__Exercise objective__:
In the copy, every record below must appear exactly as given, and no picture may appear.

** Opening Recorded data block **

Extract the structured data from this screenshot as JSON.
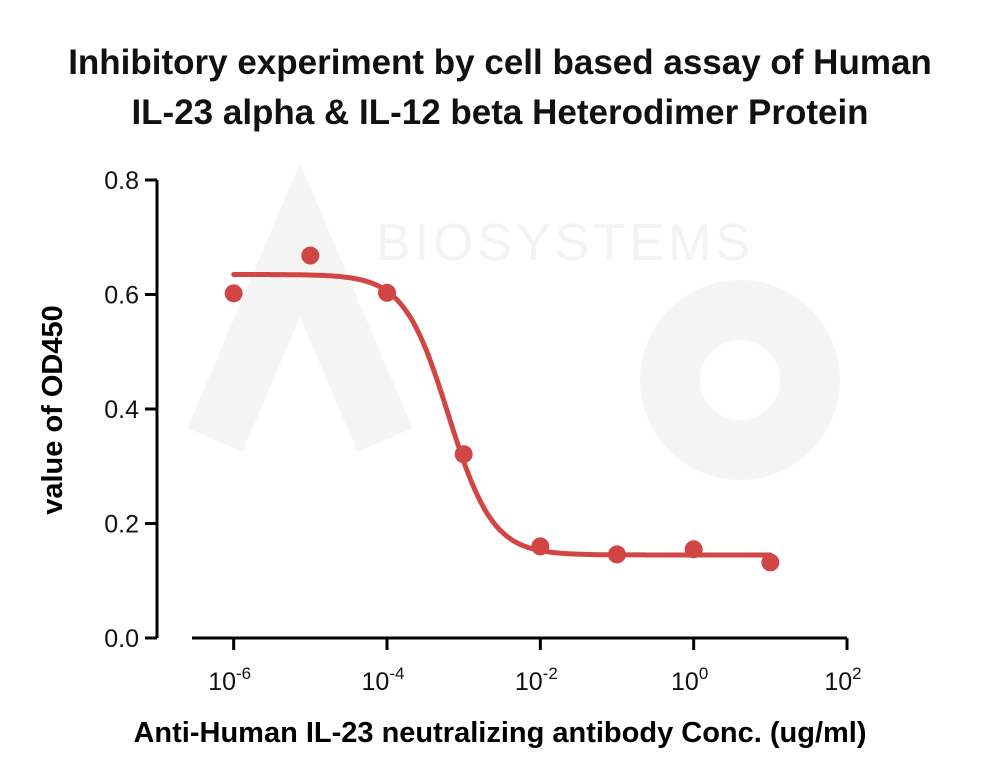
{
  "chart_data": {
    "type": "scatter",
    "title_lines": [
      "Inhibitory experiment by cell based assay of Human",
      "IL-23 alpha & IL-12 beta Heterodimer Protein"
    ],
    "xlabel": "Anti-Human IL-23 neutralizing antibody Conc. (ug/ml)",
    "ylabel": "value of OD450",
    "x_scale": "log10",
    "xlim": [
      1e-07,
      100
    ],
    "ylim": [
      0,
      0.8
    ],
    "x_ticks": [
      {
        "value": 1e-06,
        "base": "10",
        "exp": "-6"
      },
      {
        "value": 0.0001,
        "base": "10",
        "exp": "-4"
      },
      {
        "value": 0.01,
        "base": "10",
        "exp": "-2"
      },
      {
        "value": 1,
        "base": "10",
        "exp": "0"
      },
      {
        "value": 100,
        "base": "10",
        "exp": "2"
      }
    ],
    "y_ticks": [
      {
        "value": 0,
        "label": "0.0"
      },
      {
        "value": 0.2,
        "label": "0.2"
      },
      {
        "value": 0.4,
        "label": "0.4"
      },
      {
        "value": 0.6,
        "label": "0.6"
      },
      {
        "value": 0.8,
        "label": "0.8"
      }
    ],
    "series": [
      {
        "x": [
          1e-06,
          1e-05,
          0.0001,
          0.001,
          0.01,
          0.1,
          1,
          10
        ],
        "y": [
          0.602,
          0.668,
          0.603,
          0.321,
          0.16,
          0.146,
          0.155,
          0.132
        ],
        "color": "#d24545"
      }
    ],
    "fit": {
      "model": "4PL",
      "top": 0.635,
      "bottom": 0.145,
      "log_ic50": -3.2,
      "hill_slope": 1.5,
      "x_range": [
        1e-06,
        10
      ],
      "color": "#d24545"
    },
    "watermark": "BIOSYSTEMS",
    "grid": false,
    "legend": "none"
  }
}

** Closing Recorded data block **

__Final answer__:
Extract the structured data from this screenshot as JSON.
{
  "chart_data": {
    "type": "scatter",
    "title_lines": [
      "Inhibitory experiment by cell based assay of Human",
      "IL-23 alpha & IL-12 beta Heterodimer Protein"
    ],
    "xlabel": "Anti-Human IL-23 neutralizing antibody Conc. (ug/ml)",
    "ylabel": "value of OD450",
    "x_scale": "log10",
    "xlim": [
      1e-07,
      100
    ],
    "ylim": [
      0,
      0.8
    ],
    "x_ticks": [
      {
        "value": 1e-06,
        "base": "10",
        "exp": "-6"
      },
      {
        "value": 0.0001,
        "base": "10",
        "exp": "-4"
      },
      {
        "value": 0.01,
        "base": "10",
        "exp": "-2"
      },
      {
        "value": 1,
        "base": "10",
        "exp": "0"
      },
      {
        "value": 100,
        "base": "10",
        "exp": "2"
      }
    ],
    "y_ticks": [
      {
        "value": 0,
        "label": "0.0"
      },
      {
        "value": 0.2,
        "label": "0.2"
      },
      {
        "value": 0.4,
        "label": "0.4"
      },
      {
        "value": 0.6,
        "label": "0.6"
      },
      {
        "value": 0.8,
        "label": "0.8"
      }
    ],
    "series": [
      {
        "x": [
          1e-06,
          1e-05,
          0.0001,
          0.001,
          0.01,
          0.1,
          1,
          10
        ],
        "y": [
          0.602,
          0.668,
          0.603,
          0.321,
          0.16,
          0.146,
          0.155,
          0.132
        ],
        "color": "#d24545"
      }
    ],
    "fit": {
      "model": "4PL",
      "top": 0.635,
      "bottom": 0.145,
      "log_ic50": -3.2,
      "hill_slope": 1.5,
      "x_range": [
        1e-06,
        10
      ],
      "color": "#d24545"
    },
    "watermark": "BIOSYSTEMS",
    "grid": false,
    "legend": "none"
  }
}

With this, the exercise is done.